Print exactly, and only, the lines running from the line containing "Extract all readable text from this page." through the end of the records below.

Data rows:
┄┄┄┄┄┄┄┄┄┄┄┄┄┄┄┄┄┄┄┄

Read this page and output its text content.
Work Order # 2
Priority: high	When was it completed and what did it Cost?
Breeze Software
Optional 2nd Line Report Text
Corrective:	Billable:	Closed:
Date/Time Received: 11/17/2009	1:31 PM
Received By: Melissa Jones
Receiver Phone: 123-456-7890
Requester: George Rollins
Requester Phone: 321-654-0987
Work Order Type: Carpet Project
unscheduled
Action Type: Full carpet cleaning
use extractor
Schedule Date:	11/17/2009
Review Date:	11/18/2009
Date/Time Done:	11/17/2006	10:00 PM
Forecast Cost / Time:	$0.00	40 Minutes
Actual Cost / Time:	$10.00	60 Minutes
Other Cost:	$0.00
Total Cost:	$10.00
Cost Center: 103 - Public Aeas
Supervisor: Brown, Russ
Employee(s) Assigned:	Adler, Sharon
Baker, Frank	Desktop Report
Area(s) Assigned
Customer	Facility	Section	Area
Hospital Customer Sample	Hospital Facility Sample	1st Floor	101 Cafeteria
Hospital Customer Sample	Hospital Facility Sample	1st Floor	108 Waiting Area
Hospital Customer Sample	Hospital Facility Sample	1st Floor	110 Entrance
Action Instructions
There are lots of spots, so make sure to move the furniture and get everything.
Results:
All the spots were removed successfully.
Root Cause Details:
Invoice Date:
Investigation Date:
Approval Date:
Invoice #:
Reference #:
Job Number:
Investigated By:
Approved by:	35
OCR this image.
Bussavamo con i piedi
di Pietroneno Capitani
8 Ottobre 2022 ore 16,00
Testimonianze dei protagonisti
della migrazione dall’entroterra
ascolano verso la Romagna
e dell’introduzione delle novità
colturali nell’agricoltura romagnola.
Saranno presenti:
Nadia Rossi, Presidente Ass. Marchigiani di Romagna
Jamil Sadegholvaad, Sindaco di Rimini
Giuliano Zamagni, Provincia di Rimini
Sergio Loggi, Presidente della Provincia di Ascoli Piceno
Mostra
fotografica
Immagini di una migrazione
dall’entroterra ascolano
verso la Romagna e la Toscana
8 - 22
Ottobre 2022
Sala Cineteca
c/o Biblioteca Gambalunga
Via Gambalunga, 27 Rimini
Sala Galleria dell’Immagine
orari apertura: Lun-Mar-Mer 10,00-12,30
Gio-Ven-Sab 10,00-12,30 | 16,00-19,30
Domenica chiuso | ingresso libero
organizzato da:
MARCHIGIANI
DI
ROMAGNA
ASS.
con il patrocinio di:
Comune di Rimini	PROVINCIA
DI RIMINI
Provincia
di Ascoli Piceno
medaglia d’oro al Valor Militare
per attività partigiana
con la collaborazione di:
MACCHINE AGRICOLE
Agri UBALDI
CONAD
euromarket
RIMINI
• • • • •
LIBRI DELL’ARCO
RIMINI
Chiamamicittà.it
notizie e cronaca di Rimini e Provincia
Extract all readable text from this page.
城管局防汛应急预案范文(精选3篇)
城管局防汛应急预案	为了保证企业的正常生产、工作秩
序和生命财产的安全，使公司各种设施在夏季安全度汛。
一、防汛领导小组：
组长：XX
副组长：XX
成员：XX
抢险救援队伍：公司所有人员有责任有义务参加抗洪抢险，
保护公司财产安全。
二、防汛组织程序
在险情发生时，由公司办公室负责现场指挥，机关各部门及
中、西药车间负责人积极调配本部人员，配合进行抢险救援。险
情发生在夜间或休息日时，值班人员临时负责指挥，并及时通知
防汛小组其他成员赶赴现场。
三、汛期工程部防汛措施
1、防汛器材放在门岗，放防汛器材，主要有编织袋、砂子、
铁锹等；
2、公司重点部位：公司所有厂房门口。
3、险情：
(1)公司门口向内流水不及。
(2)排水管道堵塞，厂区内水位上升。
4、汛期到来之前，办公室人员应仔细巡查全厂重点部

┄┄┄┄┄┄┄┄┄┄┄┄┄┄┄┄┄┄┄┄

Solution for this task:
Extract all readable text from this page.
城管局防汛应急预案范文(精选3篇)
城管局防汛应急预案	为了保证企业的正常生产、工作秩
序和生命财产的安全，使公司各种设施在夏季安全度汛。
一、防汛领导小组：
组长：XX
副组长：XX
成员：XX
抢险救援队伍：公司所有人员有责任有义务参加抗洪抢险，
保护公司财产安全。
二、防汛组织程序
在险情发生时，由公司办公室负责现场指挥，机关各部门及
中、西药车间负责人积极调配本部人员，配合进行抢险救援。险
情发生在夜间或休息日时，值班人员临时负责指挥，并及时通知
防汛小组其他成员赶赴现场。
三、汛期工程部防汛措施
1、防汛器材放在门岗，放防汛器材，主要有编织袋、砂子、
铁锹等；
2、公司重点部位：公司所有厂房门口。
3、险情：
(1)公司门口向内流水不及。
(2)排水管道堵塞，厂区内水位上升。
4、汛期到来之前，办公室人员应仔细巡查全厂重点部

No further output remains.